(What the task requires):
Print the full listing exactly.

Data records
<<<<

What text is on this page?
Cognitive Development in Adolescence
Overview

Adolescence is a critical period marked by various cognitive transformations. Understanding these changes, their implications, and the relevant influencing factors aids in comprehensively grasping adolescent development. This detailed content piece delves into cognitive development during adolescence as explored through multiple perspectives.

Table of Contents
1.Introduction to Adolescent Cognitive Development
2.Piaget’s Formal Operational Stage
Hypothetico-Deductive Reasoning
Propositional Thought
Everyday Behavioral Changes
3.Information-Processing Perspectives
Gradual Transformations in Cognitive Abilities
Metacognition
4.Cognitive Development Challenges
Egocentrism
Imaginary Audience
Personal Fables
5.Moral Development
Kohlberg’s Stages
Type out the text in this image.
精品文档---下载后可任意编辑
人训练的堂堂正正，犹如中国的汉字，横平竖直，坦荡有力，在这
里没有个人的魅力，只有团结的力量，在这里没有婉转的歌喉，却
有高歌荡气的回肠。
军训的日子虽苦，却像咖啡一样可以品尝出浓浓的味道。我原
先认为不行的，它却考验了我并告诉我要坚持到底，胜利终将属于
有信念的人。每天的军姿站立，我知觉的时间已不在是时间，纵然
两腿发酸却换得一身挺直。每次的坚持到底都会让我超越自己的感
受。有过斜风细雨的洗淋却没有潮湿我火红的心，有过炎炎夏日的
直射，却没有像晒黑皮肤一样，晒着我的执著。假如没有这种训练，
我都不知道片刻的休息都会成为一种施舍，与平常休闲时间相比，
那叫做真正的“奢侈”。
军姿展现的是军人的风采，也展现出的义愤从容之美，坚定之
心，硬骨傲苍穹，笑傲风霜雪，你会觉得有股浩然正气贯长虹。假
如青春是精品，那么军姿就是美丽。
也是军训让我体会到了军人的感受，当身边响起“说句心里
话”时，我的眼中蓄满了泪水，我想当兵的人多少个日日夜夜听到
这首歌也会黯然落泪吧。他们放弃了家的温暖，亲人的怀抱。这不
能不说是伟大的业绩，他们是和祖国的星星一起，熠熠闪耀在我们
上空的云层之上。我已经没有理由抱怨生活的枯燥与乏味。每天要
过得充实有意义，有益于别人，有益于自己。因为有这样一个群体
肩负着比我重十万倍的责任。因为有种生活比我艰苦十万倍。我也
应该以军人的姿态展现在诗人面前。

>>>>

(Result below):
What text is on this page?
Cognitive Development in Adolescence
Overview

Adolescence is a critical period marked by various cognitive transformations. Understanding these changes, their implications, and the relevant influencing factors aids in comprehensively grasping adolescent development. This detailed content piece delves into cognitive development during adolescence as explored through multiple perspectives.

Table of Contents
1.Introduction to Adolescent Cognitive Development
2.Piaget’s Formal Operational Stage
Hypothetico-Deductive Reasoning
Propositional Thought
Everyday Behavioral Changes
3.Information-Processing Perspectives
Gradual Transformations in Cognitive Abilities
Metacognition
4.Cognitive Development Challenges
Egocentrism
Imaginary Audience
Personal Fables
5.Moral Development
Kohlberg’s Stages
Type out the text in this image.
精品文档---下载后可任意编辑
人训练的堂堂正正，犹如中国的汉字，横平竖直，坦荡有力，在这
里没有个人的魅力，只有团结的力量，在这里没有婉转的歌喉，却
有高歌荡气的回肠。
军训的日子虽苦，却像咖啡一样可以品尝出浓浓的味道。我原
先认为不行的，它却考验了我并告诉我要坚持到底，胜利终将属于
有信念的人。每天的军姿站立，我知觉的时间已不在是时间，纵然
两腿发酸却换得一身挺直。每次的坚持到底都会让我超越自己的感
受。有过斜风细雨的洗淋却没有潮湿我火红的心，有过炎炎夏日的
直射，却没有像晒黑皮肤一样，晒着我的执著。假如没有这种训练，
我都不知道片刻的休息都会成为一种施舍，与平常休闲时间相比，
那叫做真正的“奢侈”。
军姿展现的是军人的风采，也展现出的义愤从容之美，坚定之
心，硬骨傲苍穹，笑傲风霜雪，你会觉得有股浩然正气贯长虹。假
如青春是精品，那么军姿就是美丽。
也是军训让我体会到了军人的感受，当身边响起“说句心里
话”时，我的眼中蓄满了泪水，我想当兵的人多少个日日夜夜听到
这首歌也会黯然落泪吧。他们放弃了家的温暖，亲人的怀抱。这不
能不说是伟大的业绩，他们是和祖国的星星一起，熠熠闪耀在我们
上空的云层之上。我已经没有理由抱怨生活的枯燥与乏味。每天要
过得充实有意义，有益于别人，有益于自己。因为有这样一个群体
肩负着比我重十万倍的责任。因为有种生活比我艰苦十万倍。我也
应该以军人的姿态展现在诗人面前。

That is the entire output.